● **Exercise task**: What is the number of lines holding the word "Castillo"? Write that number and nothing else.
— Begin Provided records —
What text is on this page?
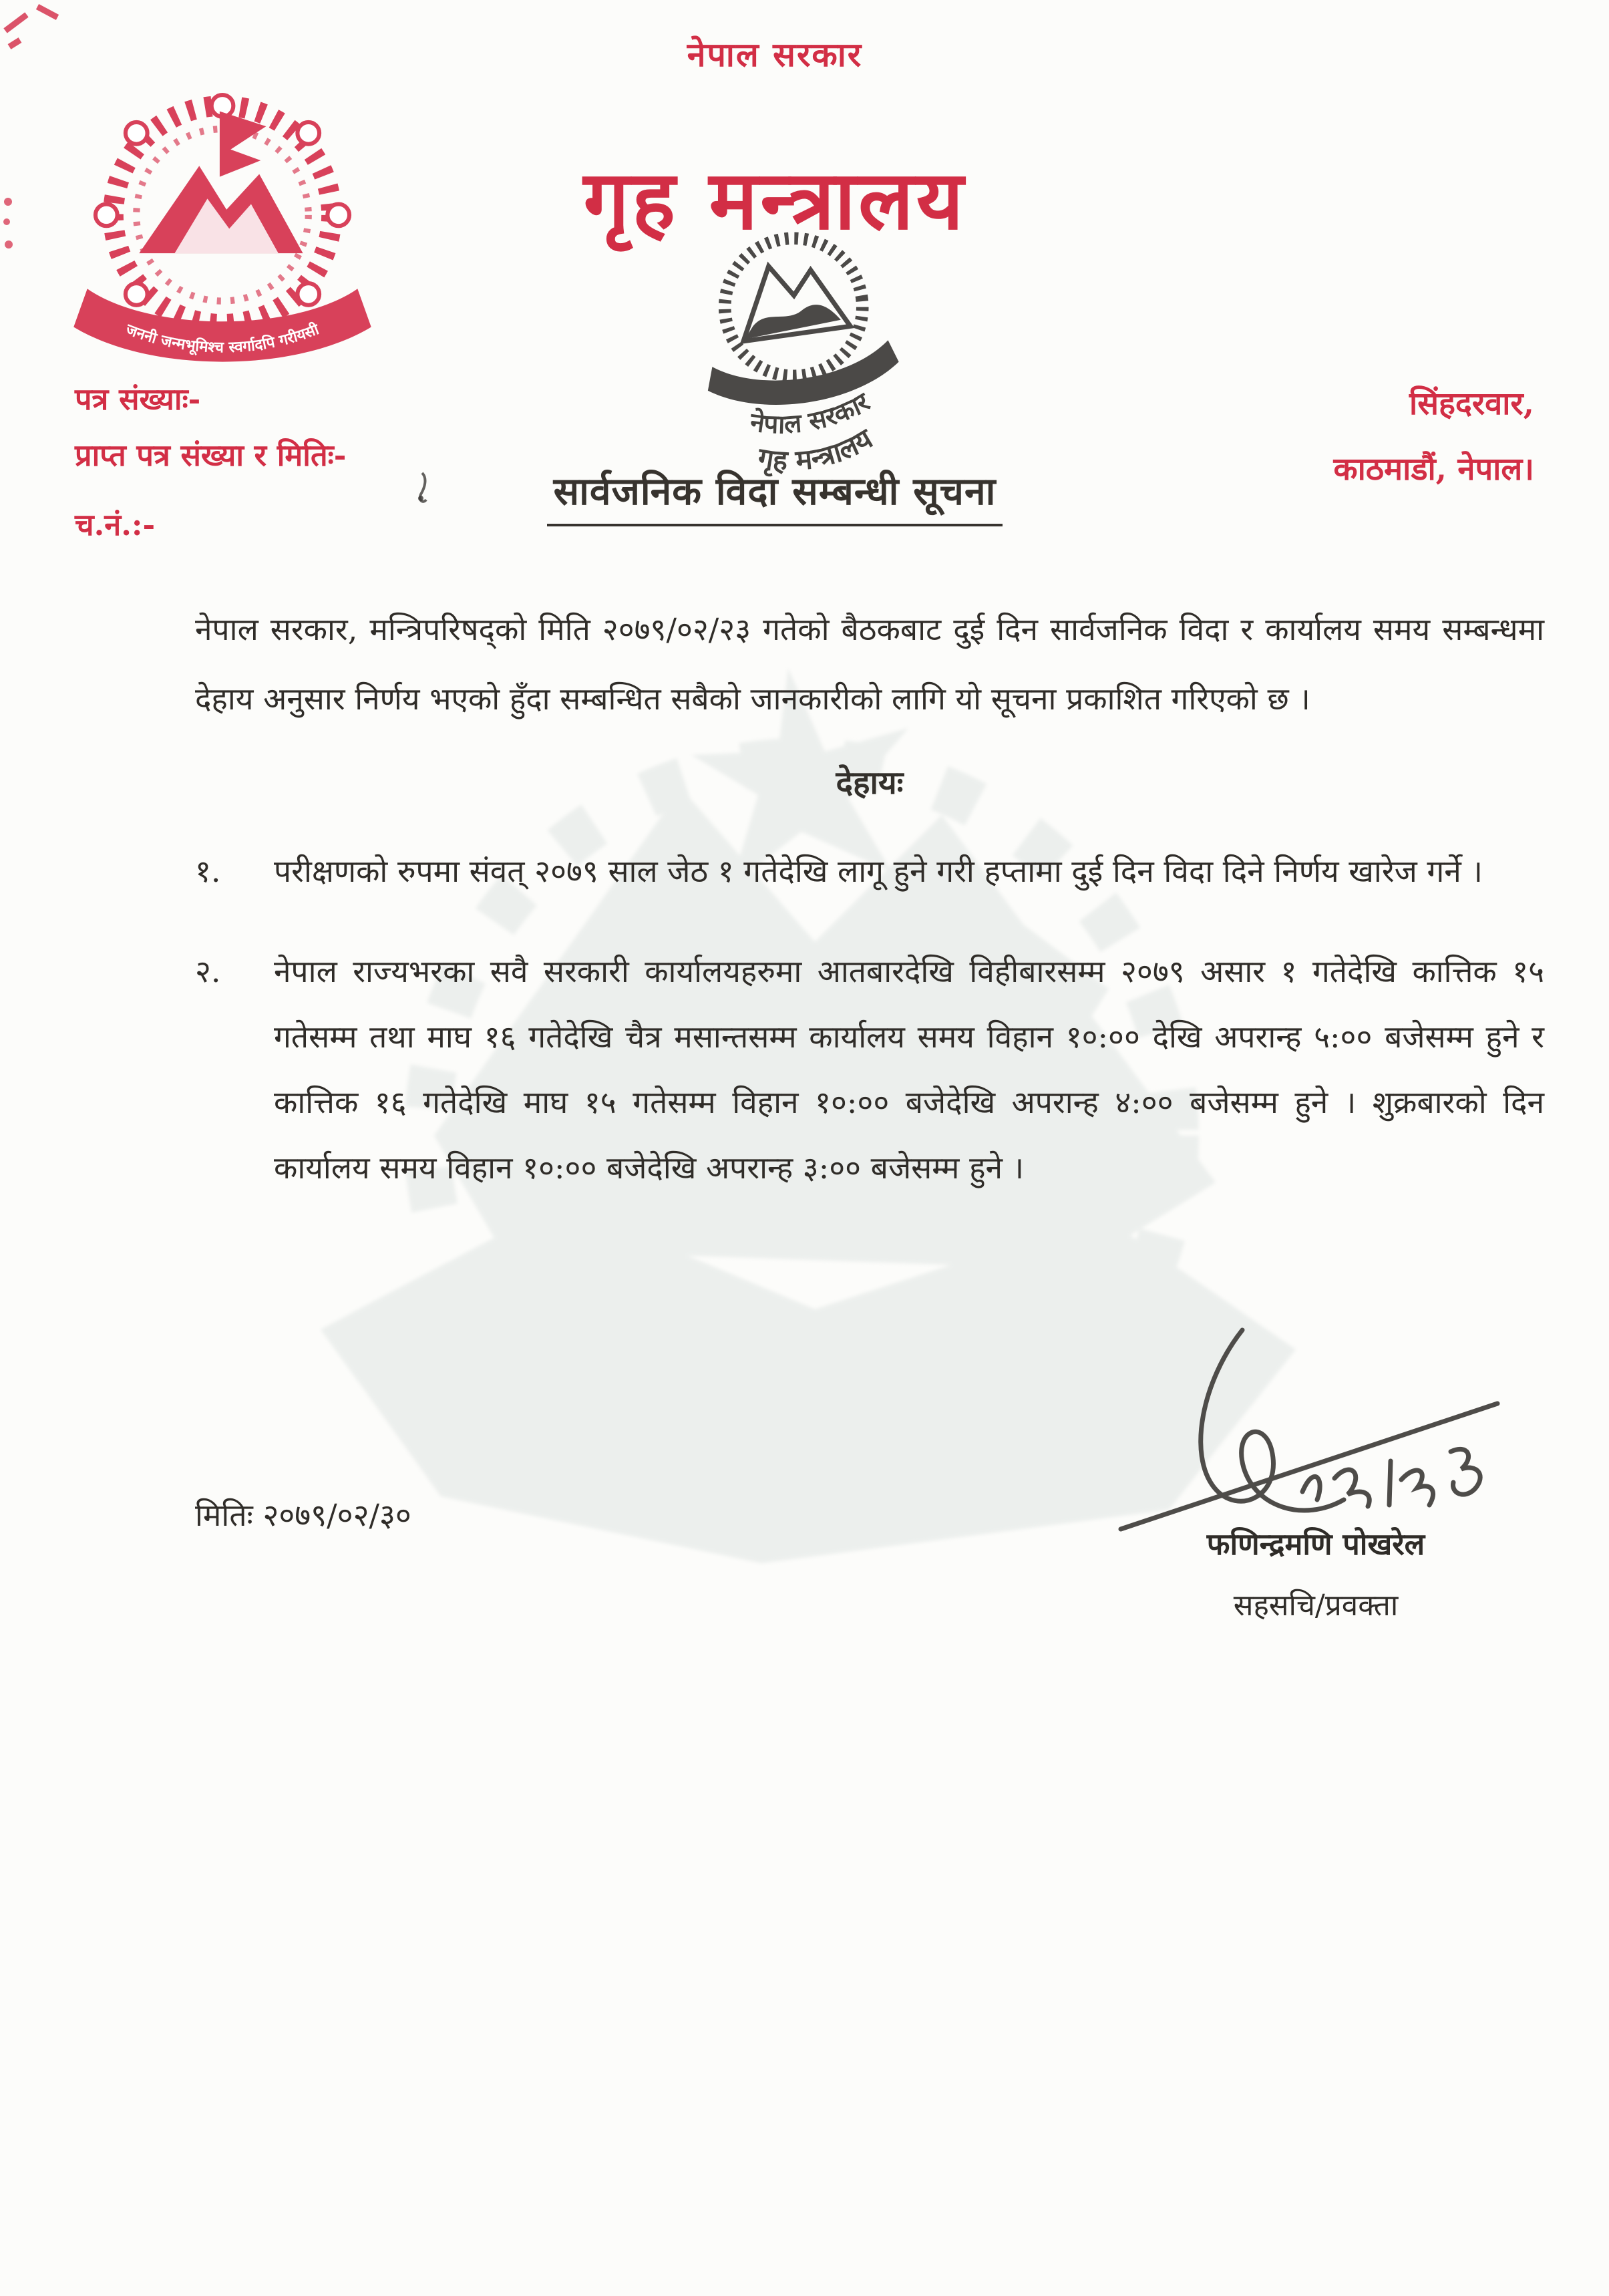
जननी जन्मभूमिश्च स्वर्गादपि गरीयसी
नेपाल सरकार
गृह मन्त्रालय
नेपाल सरकार
गृह मन्त्रालय
पत्र संख्याः-
प्राप्त पत्र संख्या र मितिः-
च.नं.:-
सिंहदरवार,
काठमाडौं, नेपाल।
सार्वजनिक विदा सम्बन्धी सूचना

नेपाल सरकार, मन्त्रिपरिषद्को मिति २०७९/०२/२३ गतेको बैठकबाट दुई दिन सार्वजनिक विदा र कार्यालय समय सम्बन्धमा देहाय अनुसार निर्णय भएको हुँदा सम्बन्धित सबैको जानकारीको लागि यो सूचना प्रकाशित गरिएको छ ।

देहायः
१.	परीक्षणको रुपमा संवत् २०७९ साल जेठ १ गतेदेखि लागू हुने गरी हप्तामा दुई दिन विदा दिने निर्णय खारेज गर्ने ।
२.	नेपाल राज्यभरका सवै सरकारी कार्यालयहरुमा आतबारदेखि विहीबारसम्म २०७९ असार १ गतेदेखि कात्तिक १५ गतेसम्म तथा माघ १६ गतेदेखि चैत्र मसान्तसम्म कार्यालय समय विहान १०:०० देखि अपरान्ह ५:०० बजेसम्म हुने र कात्तिक १६ गतेदेखि माघ १५ गतेसम्म विहान १०:०० बजेदेखि अपरान्ह ४:०० बजेसम्म हुने । शुक्रबारको दिन कार्यालय समय विहान १०:०० बजेदेखि अपरान्ह ३:०० बजेसम्म हुने ।
मितिः २०७९/०२/३०
फणिन्द्रमणि पोखरेल
सहसचि/प्रवक्ता
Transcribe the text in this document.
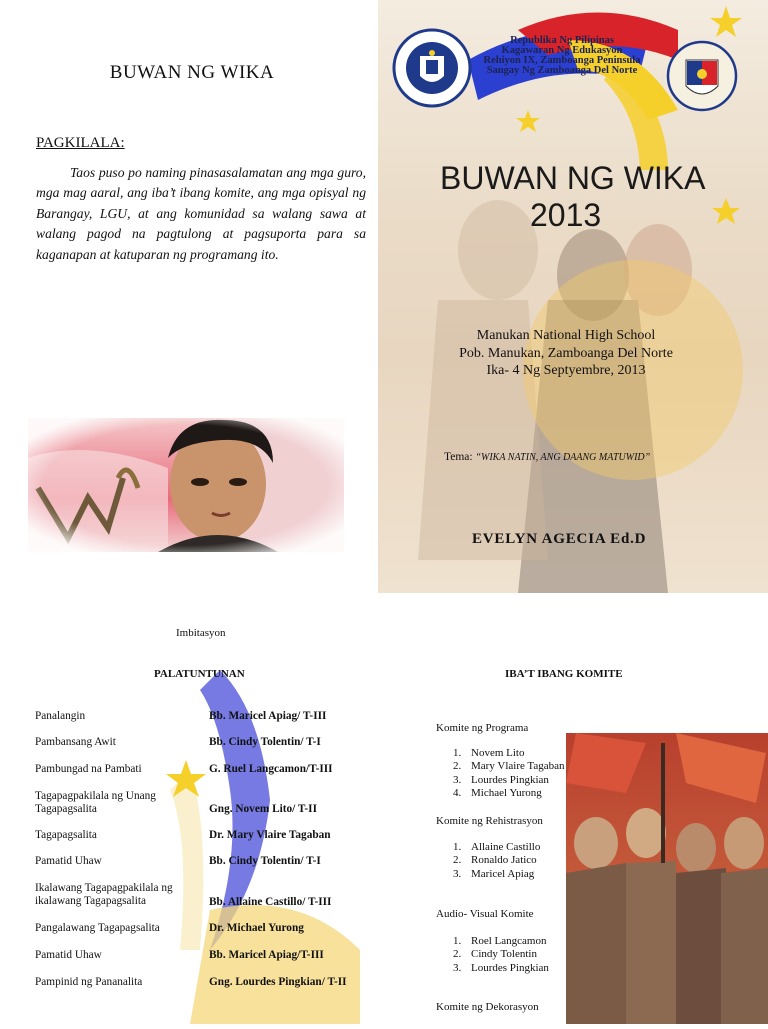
BUWAN NG WIKA
PAGKILALA:
Taos puso po naming pinasasalamatan ang mga guro, mga mag aaral, ang iba’t ibang komite, ang mga opisyal ng Barangay, LGU, at ang komunidad sa walang sawa at walang pagod na pagtulong at pagsuporta para sa kaganapan at katuparan ng programang ito.
Republika Ng Pilipinas
Kagawaran Ng Edukasyon
Rehiyon IX, Zamboanga Peninsula
Sangay Ng Zamboanga Del Norte
BUWAN NG WIKA
2013
Manukan National High School
Pob. Manukan, Zamboanga Del Norte
Ika- 4 Ng Septyembre, 2013
Tema: “WIKA NATIN, ANG DAANG MATUWID”
EVELYN AGECIA Ed.D
Imbitasyon
PALATUNTUNAN
Panalangin	Bb. Maricel Apiag/ T-III
Pambansang Awit	Bb. Cindy Tolentin/ T-I
Pambungad na Pambati	G. Ruel Langcamon/T-III
Tagapagpakilala ng Unang Tagapagsalita	Gng. Novem Lito/ T-II
Tagapagsalita	Dr. Mary Vlaire Tagaban
Pamatid Uhaw	Bb. Cindy Tolentin/ T-I
Ikalawang Tagapagpakilala ng ikalawang Tagapagsalita	Bb. Allaine Castillo/ T-III
Pangalawang Tagapagsalita	Dr. Michael Yurong
Pamatid Uhaw	Bb. Maricel Apiag/T-III
Pampinid ng Pananalita	Gng. Lourdes Pingkian/ T-II
IBA’T IBANG KOMITE
Komite ng Programa
1. Novem Lito
2. Mary Vlaire Tagaban
3. Lourdes Pingkian
4. Michael Yurong
Komite ng Rehistrasyon
1. Allaine Castillo
2. Ronaldo Jatico
3. Maricel Apiag
Audio- Visual Komite
1. Roel Langcamon
2. Cindy Tolentin
3. Lourdes Pingkian
Komite ng Dekorasyon
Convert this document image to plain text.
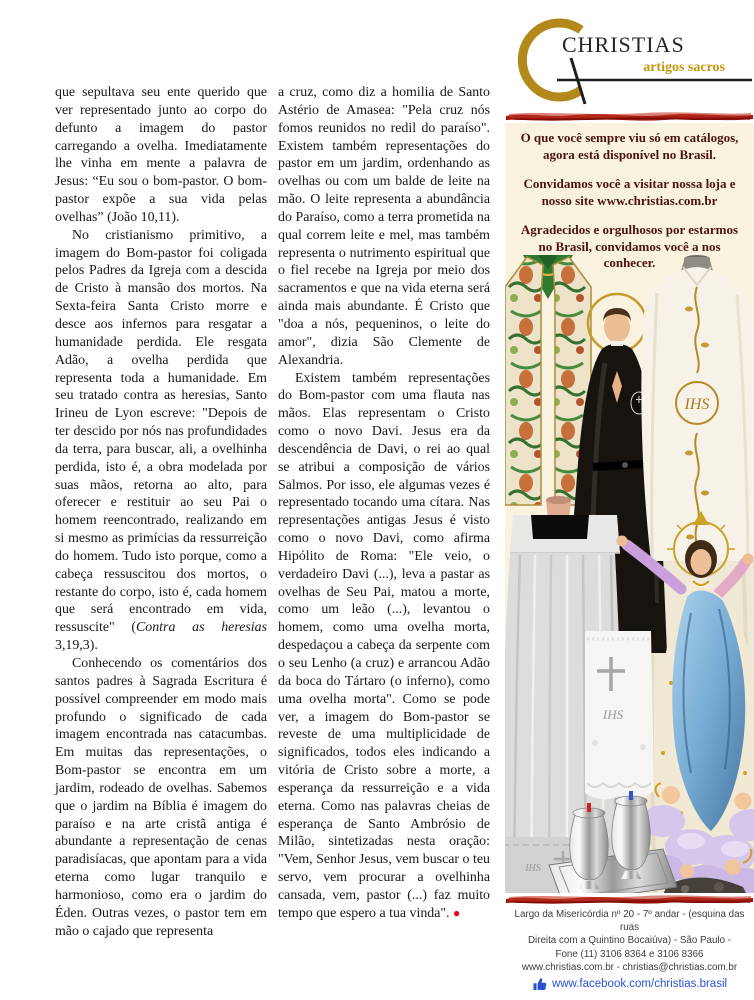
que sepultava seu ente querido que ver representado junto ao corpo do defunto a imagem do pastor carregando a ovelha. Imediatamente lhe vinha em mente a palavra de Jesus: “Eu sou o bom-pastor. O bom-pastor expõe a sua vida pelas ovelhas” (João 10,11).

No cristianismo primitivo, a imagem do Bom-pastor foi coligada pelos Padres da Igreja com a descida de Cristo à mansão dos mortos. Na Sexta-feira Santa Cristo morre e desce aos infernos para resgatar a humanidade perdida. Ele resgata Adão, a ovelha perdida que representa toda a humanidade. Em seu tratado contra as heresias, Santo Irineu de Lyon escreve: "Depois de ter descido por nós nas profundidades da terra, para buscar, ali, a ovelhinha perdida, isto é, a obra modelada por suas mãos, retorna ao alto, para oferecer e restituir ao seu Pai o homem reencontrado, realizando em si mesmo as primícias da ressurreição do homem. Tudo isto porque, como a cabeça ressuscitou dos mortos, o restante do corpo, isto é, cada homem que será encontrado em vida, ressuscite" (Contra as heresias 3,19,3).

Conhecendo os comentários dos santos padres à Sagrada Escritura é possível compreender em modo mais profundo o significado de cada imagem encontrada nas catacumbas. Em muitas das representações, o Bom-pastor se encontra em um jardim, rodeado de ovelhas. Sabemos que o jardim na Bíblia é imagem do paraíso e na arte cristã antiga é abundante a representação de cenas paradisíacas, que apontam para a vida eterna como lugar tranquilo e harmonioso, como era o jardim do Éden. Outras vezes, o pastor tem em mão o cajado que representa

a cruz, como diz a homilia de Santo Astério de Amasea: "Pela cruz nós fomos reunidos no redil do paraíso". Existem também representações do pastor em um jardim, ordenhando as ovelhas ou com um balde de leite na mão. O leite representa a abundância do Paraíso, como a terra prometida na qual correm leite e mel, mas também representa o nutrimento espiritual que o fiel recebe na Igreja por meio dos sacramentos e que na vida eterna será ainda mais abundante. É Cristo que "doa a nós, pequeninos, o leite do amor", dizia São Clemente de Alexandria.

Existem também representações do Bom-pastor com uma flauta nas mãos. Elas representam o Cristo como o novo Davi. Jesus era da descendência de Davi, o rei ao qual se atribui a composição de vários Salmos. Por isso, ele algumas vezes é representado tocando uma cítara. Nas representações antigas Jesus é visto como o novo Davi, como afirma Hipólito de Roma: "Ele veio, o verdadeiro Davi (...), leva a pastar as ovelhas de Seu Pai, matou a morte, como um leão (...), levantou o homem, como uma ovelha morta, despedaçou a cabeça da serpente com o seu Lenho (a cruz) e arrancou Adão da boca do Tártaro (o inferno), como uma ovelha morta". Como se pode ver, a imagem do Bom-pastor se reveste de uma multiplicidade de significados, todos eles indicando a vitória de Cristo sobre a morte, a esperança da ressurreição e a vida eterna. Como nas palavras cheias de esperança de Santo Ambrósio de Milão, sintetizadas nesta oração: "Vem, Senhor Jesus, vem buscar o teu servo, vem procurar a ovelhinha cansada, vem, pastor (...) faz muito tempo que espero a tua vinda". ●

CHRISTIAS
artigos sacros

O que você sempre viu só em catálogos, agora está disponível no Brasil.

Convidamos você a visitar nossa loja e nosso site www.christias.com.br

Agradecidos e orgulhosos por estarmos no Brasil, convidamos você a nos conhecer.

IHS
IHS
IHS
Largo da Misericórdia nº 20 - 7º andar - (esquina das ruas
Direita com a Quintino Bocaiúva) - São Paulo -
Fone (11) 3106 8364 e 3106 8366
www.christias.com.br - christias@christias.com.br
www.facebook.com/christias.brasil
— End Provided records —
● **Reply**: 2